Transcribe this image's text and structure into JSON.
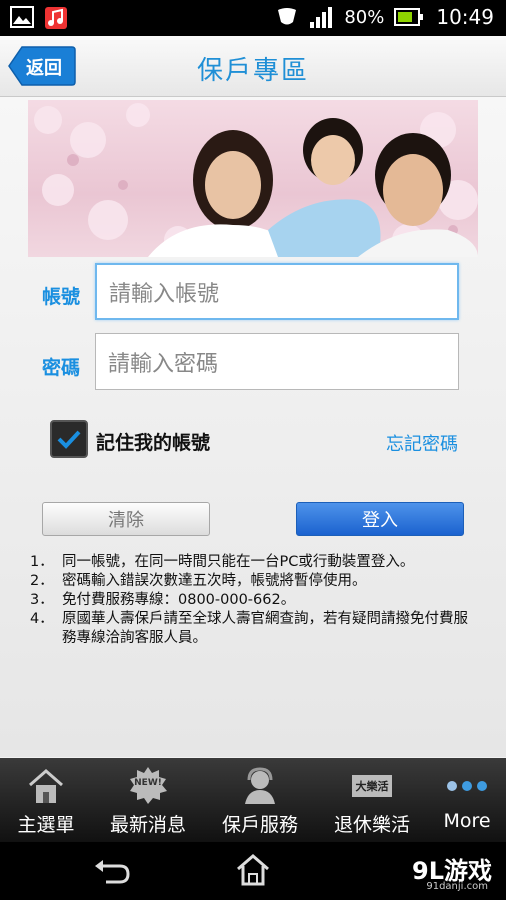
{
  "status_bar": {
    "battery": "80%",
    "time": "10:49"
  },
  "header": {
    "back_label": "返回",
    "title": "保戶專區"
  },
  "login": {
    "account_label": "帳號",
    "account_placeholder": "請輸入帳號",
    "password_label": "密碼",
    "password_placeholder": "請輸入密碼",
    "remember_label": "記住我的帳號",
    "remember_checked": true,
    "forgot_label": "忘記密碼",
    "clear_label": "清除",
    "login_label": "登入"
  },
  "notes": [
    {
      "num": "1．",
      "text": "同一帳號，在同一時間只能在一台PC或行動裝置登入。"
    },
    {
      "num": "2．",
      "text": "密碼輸入錯誤次數達五次時，帳號將暫停使用。"
    },
    {
      "num": "3．",
      "text": "免付費服務專線：0800-000-662。"
    },
    {
      "num": "4．",
      "text": "原國華人壽保戶請至全球人壽官網查詢，若有疑問請撥免付費服務專線洽詢客服人員。"
    }
  ],
  "tabs": [
    {
      "label": "主選單",
      "icon": "home-icon"
    },
    {
      "label": "最新消息",
      "icon": "new-badge-icon"
    },
    {
      "label": "保戶服務",
      "icon": "customer-service-icon"
    },
    {
      "label": "退休樂活",
      "icon": "retirement-icon"
    },
    {
      "label": "More",
      "icon": "more-dots-icon"
    }
  ],
  "retirement_badge": "大樂活",
  "new_badge": "NEW!",
  "watermark": {
    "brand": "9L游戏",
    "site": "91danji.com"
  },
  "colors": {
    "accent": "#1a8fe0",
    "login_button": "#1b62cf",
    "back_button": "#1a7fd6"
  }
}
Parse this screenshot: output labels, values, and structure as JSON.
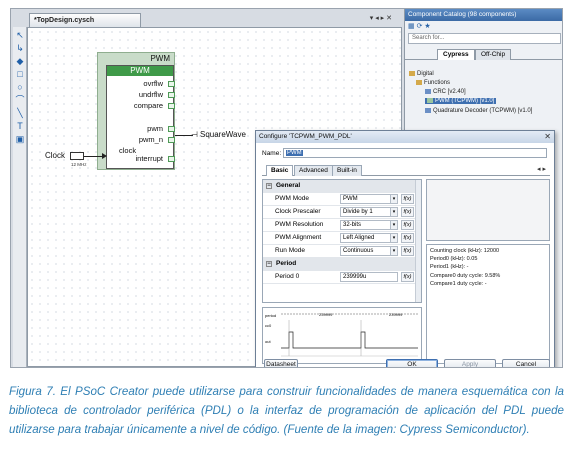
{
  "schematic": {
    "tab_title": "*TopDesign.cysch",
    "window_controls": "▾ ◂ ▸ ✕",
    "tools": [
      "↖",
      "↳",
      "◆",
      "□",
      "○",
      "⌒",
      "╲",
      "T",
      "▣"
    ],
    "pwm_component": {
      "outer_label": "PWM",
      "inner_label": "PWM",
      "pins_right": [
        "ovrflw",
        "undrflw",
        "compare",
        "pwm",
        "pwm_n",
        "interrupt"
      ],
      "pin_left": "clock"
    },
    "clock_label": "Clock",
    "clock_freq": "12 MHz",
    "output_label": "SquareWave"
  },
  "catalog": {
    "title": "Component Catalog (98 components)",
    "search_placeholder": "Search for...",
    "tabs": [
      "Cypress",
      "Off-Chip"
    ],
    "tree": [
      "Digital",
      "Functions",
      "CRC [v2.40]",
      "PWM (TCPWM) [v1.0]",
      "Quadrature Decoder (TCPWM) [v1.0]"
    ]
  },
  "dialog": {
    "title": "Configure 'TCPWM_PWM_PDL'",
    "close": "✕",
    "name_label": "Name:",
    "name_value": "PWM",
    "tabs": [
      "Basic",
      "Advanced",
      "Built-in"
    ],
    "tab_nav": "◂ ▸",
    "sections": [
      {
        "name": "General",
        "rows": [
          {
            "name": "PWM Mode",
            "value": "PWM",
            "fx": "f(x)"
          },
          {
            "name": "Clock Prescaler",
            "value": "Divide by 1",
            "fx": "f(x)"
          },
          {
            "name": "PWM Resolution",
            "value": "32-bits",
            "fx": "f(x)"
          },
          {
            "name": "PWM Alignment",
            "value": "Left Aligned",
            "fx": "f(x)"
          },
          {
            "name": "Run Mode",
            "value": "Continuous",
            "fx": "f(x)"
          }
        ]
      },
      {
        "name": "Period",
        "rows": [
          {
            "name": "Period 0",
            "value": "239999u",
            "fx": "f(x)"
          }
        ]
      }
    ],
    "info_lines": [
      "Counting clock (kHz): 12000",
      "Period0 (kHz):          0.05",
      "Period1 (kHz):          -",
      "Compare0 duty cycle: 9.58%",
      "Compare1 duty cycle: -"
    ],
    "waveform_labels": [
      "period",
      "cc0",
      "out"
    ],
    "waveform_value": "239999",
    "buttons": {
      "datasheet": "Datasheet",
      "ok": "OK",
      "apply": "Apply",
      "cancel": "Cancel"
    }
  },
  "caption": "Figura 7. El PSoC Creator puede utilizarse para construir funcionalidades de manera esquemática con la biblioteca de controlador periférica (PDL) o la interfaz de programación de aplicación del PDL puede utilizarse para trabajar únicamente a nivel de código. (Fuente de la imagen: Cypress Semiconductor)."
}
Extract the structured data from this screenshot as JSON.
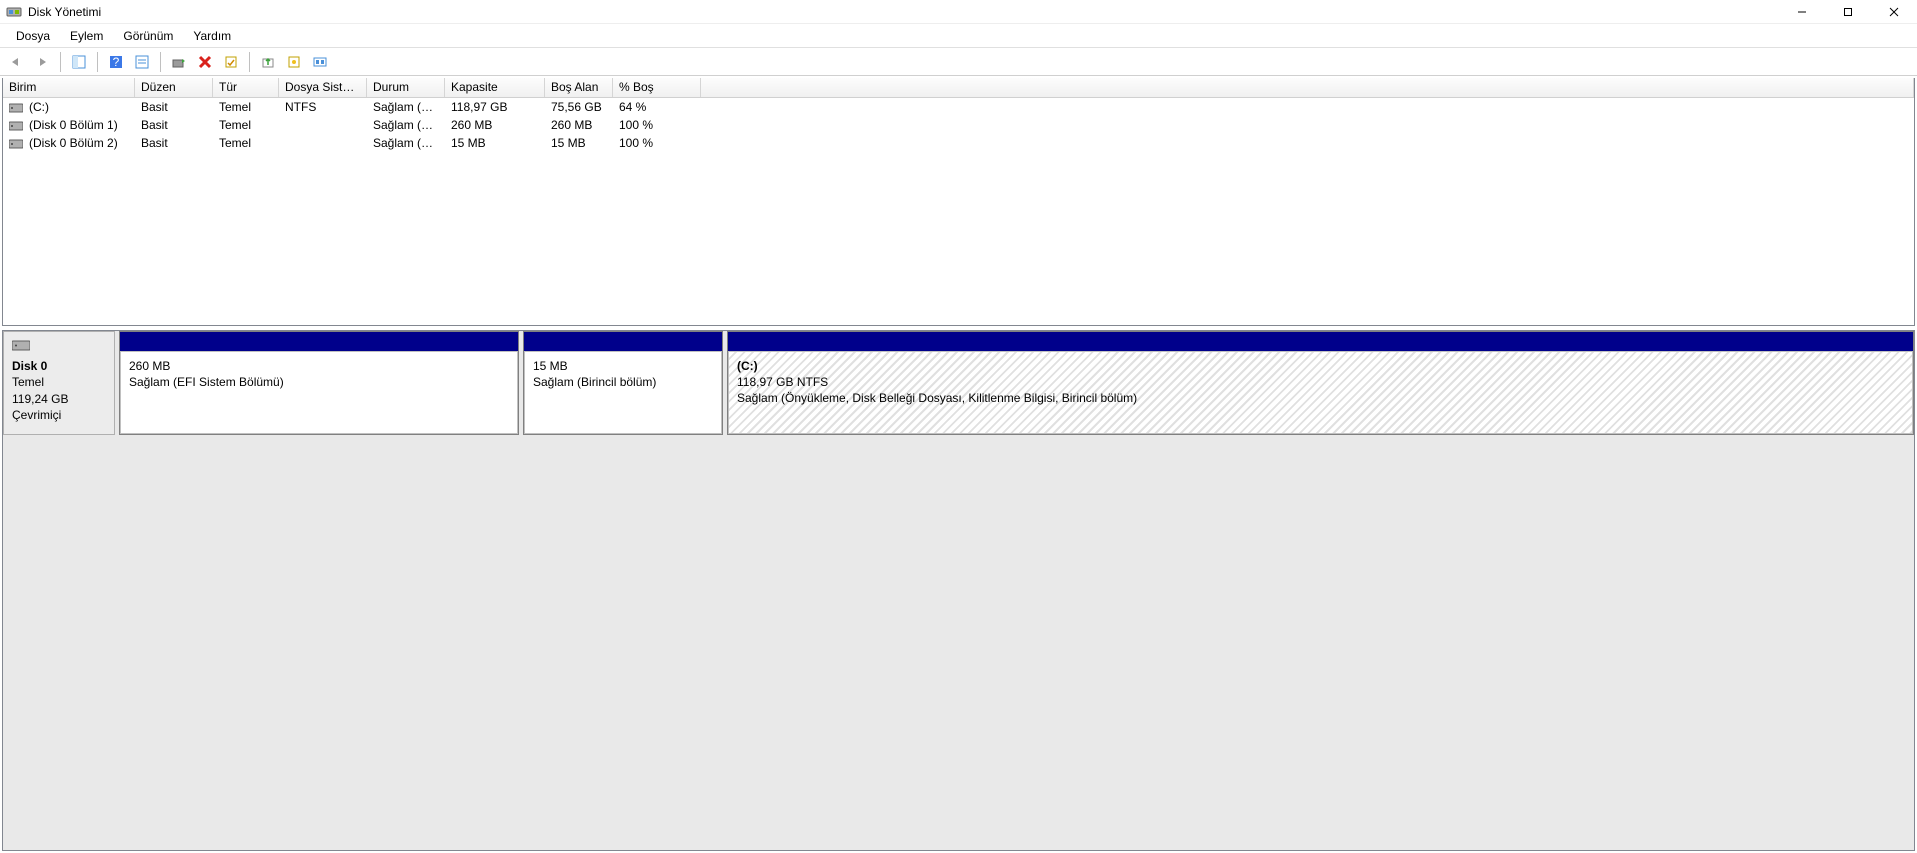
{
  "window": {
    "title": "Disk Yönetimi"
  },
  "menu": {
    "items": [
      "Dosya",
      "Eylem",
      "Görünüm",
      "Yardım"
    ]
  },
  "volume_list": {
    "columns": [
      "Birim",
      "Düzen",
      "Tür",
      "Dosya Siste…",
      "Durum",
      "Kapasite",
      "Boş Alan",
      "% Boş"
    ],
    "rows": [
      {
        "name": "(C:)",
        "layout": "Basit",
        "type": "Temel",
        "fs": "NTFS",
        "status": "Sağlam (Ö…",
        "capacity": "118,97 GB",
        "free": "75,56 GB",
        "pct": "64 %"
      },
      {
        "name": "(Disk 0 Bölüm 1)",
        "layout": "Basit",
        "type": "Temel",
        "fs": "",
        "status": "Sağlam (E…",
        "capacity": "260 MB",
        "free": "260 MB",
        "pct": "100 %"
      },
      {
        "name": "(Disk 0 Bölüm 2)",
        "layout": "Basit",
        "type": "Temel",
        "fs": "",
        "status": "Sağlam (Bi…",
        "capacity": "15 MB",
        "free": "15 MB",
        "pct": "100 %"
      }
    ]
  },
  "graphical": {
    "disk": {
      "title": "Disk 0",
      "type": "Temel",
      "size": "119,24 GB",
      "status": "Çevrimiçi"
    },
    "partitions": [
      {
        "name": "",
        "size": "260 MB",
        "status": "Sağlam (EFI Sistem Bölümü)",
        "flex": 400,
        "hatched": false
      },
      {
        "name": "",
        "size": "15 MB",
        "status": "Sağlam (Birincil bölüm)",
        "flex": 200,
        "hatched": false
      },
      {
        "name": "(C:)",
        "size": "118,97 GB NTFS",
        "status": "Sağlam (Önyükleme, Disk Belleği Dosyası, Kilitlenme Bilgisi, Birincil bölüm)",
        "flex": 847,
        "hatched": true
      }
    ]
  }
}
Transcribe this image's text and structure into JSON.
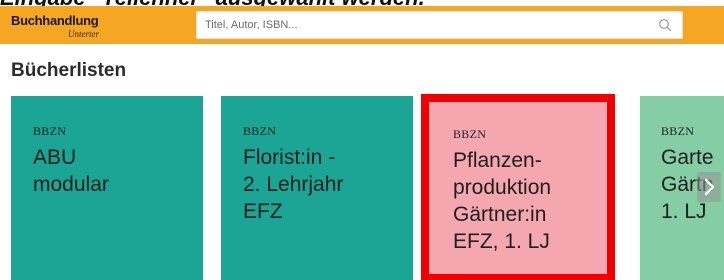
{
  "caption": {
    "text": "Eingabe \"Teilehner\" ausgewählt werden."
  },
  "header": {
    "logo_main": "Buchhandlung",
    "logo_sub": "Unterter",
    "search_placeholder": "Titel, Autor, ISBN...",
    "icons": {
      "search": "search-icon"
    },
    "colors": {
      "bar": "#f5a623"
    }
  },
  "section": {
    "title": "Bücherlisten"
  },
  "cards": [
    {
      "publisher": "BBZN",
      "title_lines": [
        "ABU",
        "modular"
      ],
      "color": "#1aa595"
    },
    {
      "publisher": "BBZN",
      "title_lines": [
        "Florist:in -",
        "2. Lehrjahr",
        "EFZ"
      ],
      "color": "#1aa595"
    },
    {
      "publisher": "BBZN",
      "title_lines": [
        "Pflanzen-",
        "produktion",
        "Gärtner:in",
        "EFZ, 1. LJ"
      ],
      "color": "#f4a7ae",
      "highlight": "#f00000"
    },
    {
      "publisher": "BBZN",
      "title_lines": [
        "Garte",
        "Gärtn",
        "1. LJ"
      ],
      "color": "#85cda5"
    }
  ],
  "carousel": {
    "next_icon": "chevron-right-icon"
  }
}
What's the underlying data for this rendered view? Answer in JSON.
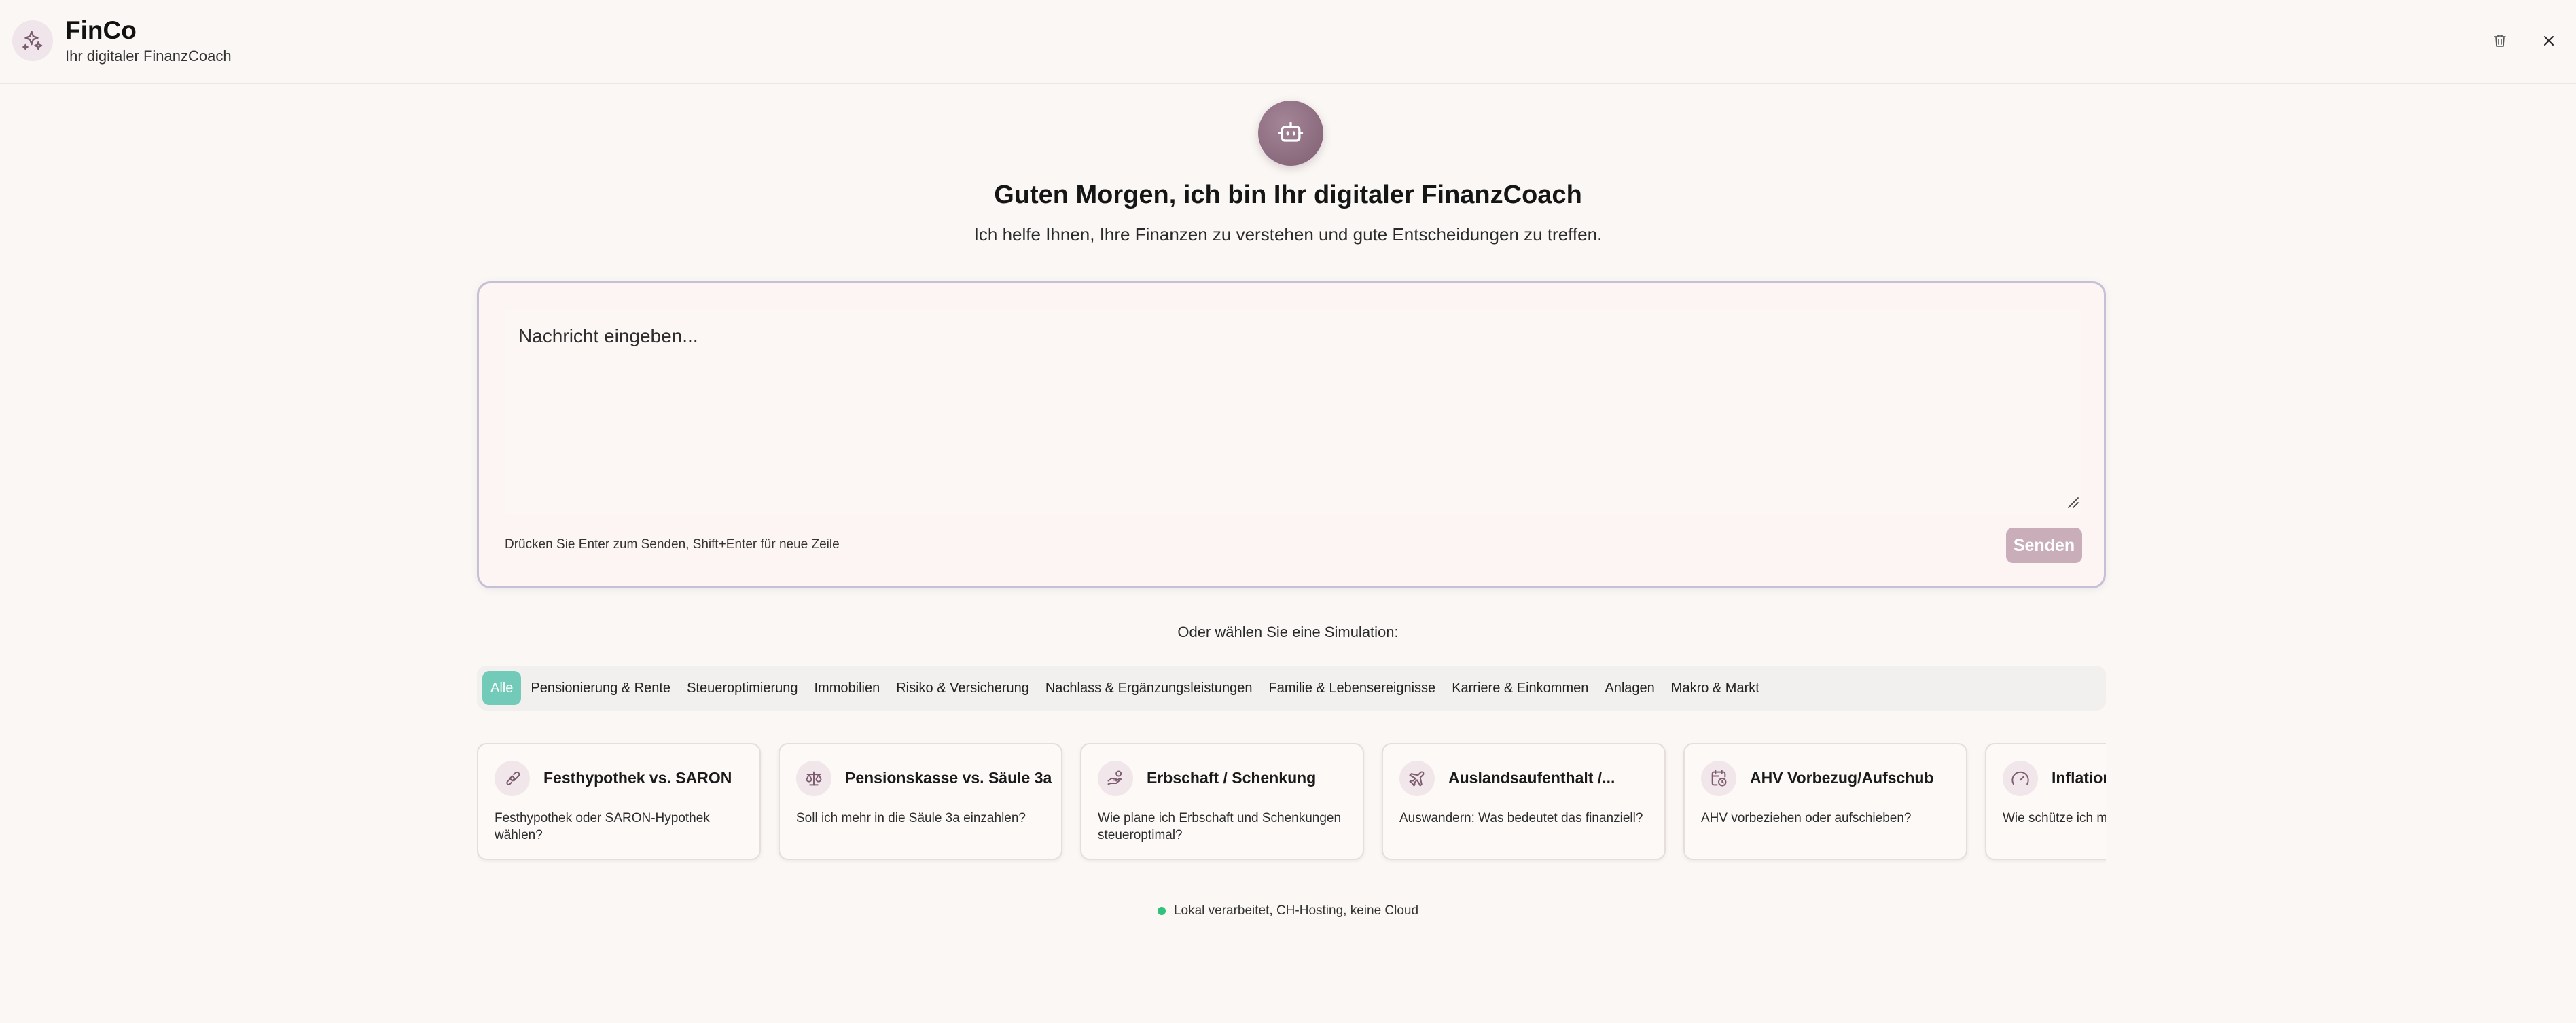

Problem description: Without including any pictures, please restate all the records exactly.

Solution below:
Transcribe this image's text and structure into JSON.
{
  "status_bar": {
    "battery": "80%",
    "time": "10:49"
  },
  "header": {
    "back_label": "返回",
    "title": "保戶專區"
  },
  "login": {
    "account_label": "帳號",
    "account_placeholder": "請輸入帳號",
    "password_label": "密碼",
    "password_placeholder": "請輸入密碼",
    "remember_label": "記住我的帳號",
    "remember_checked": true,
    "forgot_label": "忘記密碼",
    "clear_label": "清除",
    "login_label": "登入"
  },
  "notes": [
    {
      "num": "1．",
      "text": "同一帳號，在同一時間只能在一台PC或行動裝置登入。"
    },
    {
      "num": "2．",
      "text": "密碼輸入錯誤次數達五次時，帳號將暫停使用。"
    },
    {
      "num": "3．",
      "text": "免付費服務專線：0800-000-662。"
    },
    {
      "num": "4．",
      "text": "原國華人壽保戶請至全球人壽官網查詢，若有疑問請撥免付費服務專線洽詢客服人員。"
    }
  ],
  "tabs": [
    {
      "label": "主選單",
      "icon": "home-icon"
    },
    {
      "label": "最新消息",
      "icon": "new-badge-icon"
    },
    {
      "label": "保戶服務",
      "icon": "customer-service-icon"
    },
    {
      "label": "退休樂活",
      "icon": "retirement-icon"
    },
    {
      "label": "More",
      "icon": "more-dots-icon"
    }
  ],
  "retirement_badge": "大樂活",
  "new_badge": "NEW!",
  "watermark": {
    "brand": "9L游戏",
    "site": "91danji.com"
  },
  "colors": {
    "accent": "#1a8fe0",
    "login_button": "#1b62cf",
    "back_button": "#1a7fd6"
  }
}
Parse this screenshot: output labels, values, and structure as JSON.
{
  "schematic": {
    "tab_title": "*TopDesign.cysch",
    "window_controls": "▾ ◂ ▸ ✕",
    "tools": [
      "↖",
      "↳",
      "◆",
      "□",
      "○",
      "⌒",
      "╲",
      "T",
      "▣"
    ],
    "pwm_component": {
      "outer_label": "PWM",
      "inner_label": "PWM",
      "pins_right": [
        "ovrflw",
        "undrflw",
        "compare",
        "pwm",
        "pwm_n",
        "interrupt"
      ],
      "pin_left": "clock"
    },
    "clock_label": "Clock",
    "clock_freq": "12 MHz",
    "output_label": "SquareWave"
  },
  "catalog": {
    "title": "Component Catalog (98 components)",
    "search_placeholder": "Search for...",
    "tabs": [
      "Cypress",
      "Off-Chip"
    ],
    "tree": [
      "Digital",
      "Functions",
      "CRC [v2.40]",
      "PWM (TCPWM) [v1.0]",
      "Quadrature Decoder (TCPWM) [v1.0]"
    ]
  },
  "dialog": {
    "title": "Configure 'TCPWM_PWM_PDL'",
    "close": "✕",
    "name_label": "Name:",
    "name_value": "PWM",
    "tabs": [
      "Basic",
      "Advanced",
      "Built-in"
    ],
    "tab_nav": "◂ ▸",
    "sections": [
      {
        "name": "General",
        "rows": [
          {
            "name": "PWM Mode",
            "value": "PWM",
            "fx": "f(x)"
          },
          {
            "name": "Clock Prescaler",
            "value": "Divide by 1",
            "fx": "f(x)"
          },
          {
            "name": "PWM Resolution",
            "value": "32-bits",
            "fx": "f(x)"
          },
          {
            "name": "PWM Alignment",
            "value": "Left Aligned",
            "fx": "f(x)"
          },
          {
            "name": "Run Mode",
            "value": "Continuous",
            "fx": "f(x)"
          }
        ]
      },
      {
        "name": "Period",
        "rows": [
          {
            "name": "Period 0",
            "value": "239999u",
            "fx": "f(x)"
          }
        ]
      }
    ],
    "info_lines": [
      "Counting clock (kHz): 12000",
      "Period0 (kHz):          0.05",
      "Period1 (kHz):          -",
      "Compare0 duty cycle: 9.58%",
      "Compare1 duty cycle: -"
    ],
    "waveform_labels": [
      "period",
      "cc0",
      "out"
    ],
    "waveform_value": "239999",
    "buttons": {
      "datasheet": "Datasheet",
      "ok": "OK",
      "apply": "Apply",
      "cancel": "Cancel"
    }
  },
  "caption": "Figura 7. El PSoC Creator puede utilizarse para construir funcionalidades de manera esquemática con la biblioteca de controlador periférica (PDL) o la interfaz de programación de aplicación del PDL puede utilizarse para trabajar únicamente a nivel de código. (Fuente de la imagen: Cypress Semiconductor)."
}
Extract the structured data from this screenshot as JSON.
{
  "window": {
    "title": "Disk Yönetimi"
  },
  "menu": {
    "items": [
      "Dosya",
      "Eylem",
      "Görünüm",
      "Yardım"
    ]
  },
  "volume_list": {
    "columns": [
      "Birim",
      "Düzen",
      "Tür",
      "Dosya Siste…",
      "Durum",
      "Kapasite",
      "Boş Alan",
      "% Boş"
    ],
    "rows": [
      {
        "name": "(C:)",
        "layout": "Basit",
        "type": "Temel",
        "fs": "NTFS",
        "status": "Sağlam (Ö…",
        "capacity": "118,97 GB",
        "free": "75,56 GB",
        "pct": "64 %"
      },
      {
        "name": "(Disk 0 Bölüm 1)",
        "layout": "Basit",
        "type": "Temel",
        "fs": "",
        "status": "Sağlam (E…",
        "capacity": "260 MB",
        "free": "260 MB",
        "pct": "100 %"
      },
      {
        "name": "(Disk 0 Bölüm 2)",
        "layout": "Basit",
        "type": "Temel",
        "fs": "",
        "status": "Sağlam (Bi…",
        "capacity": "15 MB",
        "free": "15 MB",
        "pct": "100 %"
      }
    ]
  },
  "graphical": {
    "disk": {
      "title": "Disk 0",
      "type": "Temel",
      "size": "119,24 GB",
      "status": "Çevrimiçi"
    },
    "partitions": [
      {
        "name": "",
        "size": "260 MB",
        "status": "Sağlam (EFI Sistem Bölümü)",
        "flex": 400,
        "hatched": false
      },
      {
        "name": "",
        "size": "15 MB",
        "status": "Sağlam (Birincil bölüm)",
        "flex": 200,
        "hatched": false
      },
      {
        "name": "(C:)",
        "size": "118,97 GB NTFS",
        "status": "Sağlam (Önyükleme, Disk Belleği Dosyası, Kilitlenme Bilgisi, Birincil bölüm)",
        "flex": 847,
        "hatched": true
      }
    ]
  }
}
Transcribe this image's text and structure into JSON.
{
  "caption": {
    "text": "Eingabe \"Teilehner\" ausgewählt werden."
  },
  "header": {
    "logo_main": "Buchhandlung",
    "logo_sub": "Unterter",
    "search_placeholder": "Titel, Autor, ISBN...",
    "icons": {
      "search": "search-icon"
    },
    "colors": {
      "bar": "#f5a623"
    }
  },
  "section": {
    "title": "Bücherlisten"
  },
  "cards": [
    {
      "publisher": "BBZN",
      "title_lines": [
        "ABU",
        "modular"
      ],
      "color": "#1aa595"
    },
    {
      "publisher": "BBZN",
      "title_lines": [
        "Florist:in -",
        "2. Lehrjahr",
        "EFZ"
      ],
      "color": "#1aa595"
    },
    {
      "publisher": "BBZN",
      "title_lines": [
        "Pflanzen-",
        "produktion",
        "Gärtner:in",
        "EFZ, 1. LJ"
      ],
      "color": "#f4a7ae",
      "highlight": "#f00000"
    },
    {
      "publisher": "BBZN",
      "title_lines": [
        "Garte",
        "Gärtn",
        "1. LJ"
      ],
      "color": "#85cda5"
    }
  ],
  "carousel": {
    "next_icon": "chevron-right-icon"
  }
}
What's the underlying data for this rendered view? Answer in JSON.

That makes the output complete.